>> begin MATERIAL FOR THE TASK

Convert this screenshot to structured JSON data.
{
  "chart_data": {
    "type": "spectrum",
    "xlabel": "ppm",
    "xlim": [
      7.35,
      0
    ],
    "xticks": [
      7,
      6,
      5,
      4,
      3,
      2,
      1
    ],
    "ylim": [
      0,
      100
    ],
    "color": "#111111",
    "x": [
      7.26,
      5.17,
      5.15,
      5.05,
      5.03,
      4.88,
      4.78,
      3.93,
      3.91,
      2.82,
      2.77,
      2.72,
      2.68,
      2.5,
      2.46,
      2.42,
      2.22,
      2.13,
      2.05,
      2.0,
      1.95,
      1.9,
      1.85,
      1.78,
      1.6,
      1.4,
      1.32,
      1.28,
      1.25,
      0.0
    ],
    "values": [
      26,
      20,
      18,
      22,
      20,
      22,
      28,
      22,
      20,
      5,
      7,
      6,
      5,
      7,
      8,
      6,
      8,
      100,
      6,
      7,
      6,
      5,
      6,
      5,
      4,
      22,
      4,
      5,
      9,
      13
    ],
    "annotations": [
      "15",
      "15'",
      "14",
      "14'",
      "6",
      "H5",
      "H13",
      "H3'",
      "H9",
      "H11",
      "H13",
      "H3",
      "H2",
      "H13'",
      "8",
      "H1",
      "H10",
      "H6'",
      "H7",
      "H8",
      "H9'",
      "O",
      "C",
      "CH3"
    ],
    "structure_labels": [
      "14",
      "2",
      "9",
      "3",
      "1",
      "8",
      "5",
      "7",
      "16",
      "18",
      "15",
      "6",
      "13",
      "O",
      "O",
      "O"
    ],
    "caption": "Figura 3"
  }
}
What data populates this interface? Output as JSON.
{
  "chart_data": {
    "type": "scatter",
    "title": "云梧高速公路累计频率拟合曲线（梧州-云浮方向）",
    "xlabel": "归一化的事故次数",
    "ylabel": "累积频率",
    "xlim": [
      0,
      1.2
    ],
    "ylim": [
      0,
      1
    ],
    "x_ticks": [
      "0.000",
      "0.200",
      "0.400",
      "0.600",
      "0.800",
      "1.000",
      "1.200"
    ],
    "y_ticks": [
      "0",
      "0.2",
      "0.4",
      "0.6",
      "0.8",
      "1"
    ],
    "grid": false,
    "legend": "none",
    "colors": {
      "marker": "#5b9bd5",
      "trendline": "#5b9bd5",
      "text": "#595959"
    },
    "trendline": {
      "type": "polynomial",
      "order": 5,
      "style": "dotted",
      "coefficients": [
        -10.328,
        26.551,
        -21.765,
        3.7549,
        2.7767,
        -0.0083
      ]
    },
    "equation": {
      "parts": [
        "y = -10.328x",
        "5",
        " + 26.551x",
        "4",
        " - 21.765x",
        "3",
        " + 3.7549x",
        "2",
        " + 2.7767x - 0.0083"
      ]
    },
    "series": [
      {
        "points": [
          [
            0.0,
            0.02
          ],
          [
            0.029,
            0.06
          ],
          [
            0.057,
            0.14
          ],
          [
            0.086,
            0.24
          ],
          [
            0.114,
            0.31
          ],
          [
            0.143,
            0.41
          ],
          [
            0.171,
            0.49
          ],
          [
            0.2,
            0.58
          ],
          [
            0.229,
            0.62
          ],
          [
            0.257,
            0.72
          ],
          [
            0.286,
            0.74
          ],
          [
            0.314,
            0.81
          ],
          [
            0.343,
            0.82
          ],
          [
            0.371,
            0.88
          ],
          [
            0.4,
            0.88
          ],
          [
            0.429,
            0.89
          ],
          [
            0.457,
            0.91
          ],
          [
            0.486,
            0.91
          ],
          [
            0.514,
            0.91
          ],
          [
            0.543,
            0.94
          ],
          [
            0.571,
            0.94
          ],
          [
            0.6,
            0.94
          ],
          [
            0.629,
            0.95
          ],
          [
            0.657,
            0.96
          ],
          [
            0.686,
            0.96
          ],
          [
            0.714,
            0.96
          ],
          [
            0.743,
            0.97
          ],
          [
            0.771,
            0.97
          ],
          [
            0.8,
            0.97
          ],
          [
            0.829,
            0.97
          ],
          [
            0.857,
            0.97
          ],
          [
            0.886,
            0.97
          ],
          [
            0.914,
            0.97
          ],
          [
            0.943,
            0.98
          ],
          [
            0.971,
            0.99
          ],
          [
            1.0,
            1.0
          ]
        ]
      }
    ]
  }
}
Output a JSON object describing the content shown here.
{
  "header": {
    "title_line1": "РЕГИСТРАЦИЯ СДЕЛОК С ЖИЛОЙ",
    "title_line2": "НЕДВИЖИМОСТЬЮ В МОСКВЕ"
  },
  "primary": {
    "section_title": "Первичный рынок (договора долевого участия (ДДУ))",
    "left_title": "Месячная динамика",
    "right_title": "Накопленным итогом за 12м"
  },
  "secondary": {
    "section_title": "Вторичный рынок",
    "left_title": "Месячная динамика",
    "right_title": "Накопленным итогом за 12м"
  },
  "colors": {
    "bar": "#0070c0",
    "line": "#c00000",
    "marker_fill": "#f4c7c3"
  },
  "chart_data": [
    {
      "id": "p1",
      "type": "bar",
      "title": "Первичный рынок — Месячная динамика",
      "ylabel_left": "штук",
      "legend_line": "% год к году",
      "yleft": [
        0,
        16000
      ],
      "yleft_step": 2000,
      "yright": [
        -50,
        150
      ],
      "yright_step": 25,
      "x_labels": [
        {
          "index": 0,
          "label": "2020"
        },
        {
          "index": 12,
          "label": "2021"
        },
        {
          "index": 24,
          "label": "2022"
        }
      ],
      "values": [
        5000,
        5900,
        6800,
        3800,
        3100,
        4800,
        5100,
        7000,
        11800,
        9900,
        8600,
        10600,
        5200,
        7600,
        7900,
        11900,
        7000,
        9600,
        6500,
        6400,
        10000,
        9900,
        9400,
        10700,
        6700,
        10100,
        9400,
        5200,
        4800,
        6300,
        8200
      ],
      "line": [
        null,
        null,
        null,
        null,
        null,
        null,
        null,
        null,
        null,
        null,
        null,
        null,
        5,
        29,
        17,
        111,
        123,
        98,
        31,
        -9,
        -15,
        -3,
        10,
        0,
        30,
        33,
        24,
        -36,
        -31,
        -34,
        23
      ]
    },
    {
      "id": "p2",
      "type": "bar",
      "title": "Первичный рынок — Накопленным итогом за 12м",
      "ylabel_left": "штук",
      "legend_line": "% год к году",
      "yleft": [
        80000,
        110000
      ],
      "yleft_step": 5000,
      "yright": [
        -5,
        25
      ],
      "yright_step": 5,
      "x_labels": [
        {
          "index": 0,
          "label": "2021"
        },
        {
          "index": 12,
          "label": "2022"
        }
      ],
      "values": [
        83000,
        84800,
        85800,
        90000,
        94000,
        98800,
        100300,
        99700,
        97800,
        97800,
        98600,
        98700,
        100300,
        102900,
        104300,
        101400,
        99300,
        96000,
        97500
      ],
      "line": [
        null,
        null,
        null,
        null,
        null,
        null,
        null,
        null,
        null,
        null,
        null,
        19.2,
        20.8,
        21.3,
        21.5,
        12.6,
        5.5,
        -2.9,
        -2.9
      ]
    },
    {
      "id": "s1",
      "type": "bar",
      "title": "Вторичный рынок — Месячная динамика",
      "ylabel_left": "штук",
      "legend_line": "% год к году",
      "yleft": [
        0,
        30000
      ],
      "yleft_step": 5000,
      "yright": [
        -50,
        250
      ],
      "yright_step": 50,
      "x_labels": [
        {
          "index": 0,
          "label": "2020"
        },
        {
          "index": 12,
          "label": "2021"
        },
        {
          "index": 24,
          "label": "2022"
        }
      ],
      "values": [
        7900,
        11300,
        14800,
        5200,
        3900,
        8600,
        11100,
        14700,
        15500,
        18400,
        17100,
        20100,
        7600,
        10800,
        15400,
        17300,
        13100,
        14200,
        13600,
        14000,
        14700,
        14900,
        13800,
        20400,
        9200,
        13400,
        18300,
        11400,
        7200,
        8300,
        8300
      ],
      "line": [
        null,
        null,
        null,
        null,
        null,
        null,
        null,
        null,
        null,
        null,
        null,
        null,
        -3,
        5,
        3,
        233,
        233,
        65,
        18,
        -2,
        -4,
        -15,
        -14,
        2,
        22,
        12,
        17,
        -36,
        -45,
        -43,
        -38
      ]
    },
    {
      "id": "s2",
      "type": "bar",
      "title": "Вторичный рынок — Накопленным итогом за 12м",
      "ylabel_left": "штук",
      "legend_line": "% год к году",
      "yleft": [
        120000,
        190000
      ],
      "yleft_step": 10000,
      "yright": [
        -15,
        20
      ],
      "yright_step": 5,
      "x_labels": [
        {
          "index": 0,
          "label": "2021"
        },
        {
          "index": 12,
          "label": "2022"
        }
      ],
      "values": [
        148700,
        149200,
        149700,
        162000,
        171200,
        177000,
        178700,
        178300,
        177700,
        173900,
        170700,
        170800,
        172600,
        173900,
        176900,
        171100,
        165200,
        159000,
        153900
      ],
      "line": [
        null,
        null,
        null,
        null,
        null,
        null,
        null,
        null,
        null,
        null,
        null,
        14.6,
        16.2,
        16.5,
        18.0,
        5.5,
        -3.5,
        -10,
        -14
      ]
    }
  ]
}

>> end MATERIAL FOR THE TASK

-- INSTRUCTIONS TO FOLLOW --
Make a list of all lines in the data that contain "Накопленным".

-- FULL RESPONSE --
    "right_title": "Накопленным итогом за 12м"
    "right_title": "Накопленным итогом за 12м"
      "title": "Первичный рынок — Накопленным итогом за 12м",
      "title": "Вторичный рынок — Накопленным итогом за 12м",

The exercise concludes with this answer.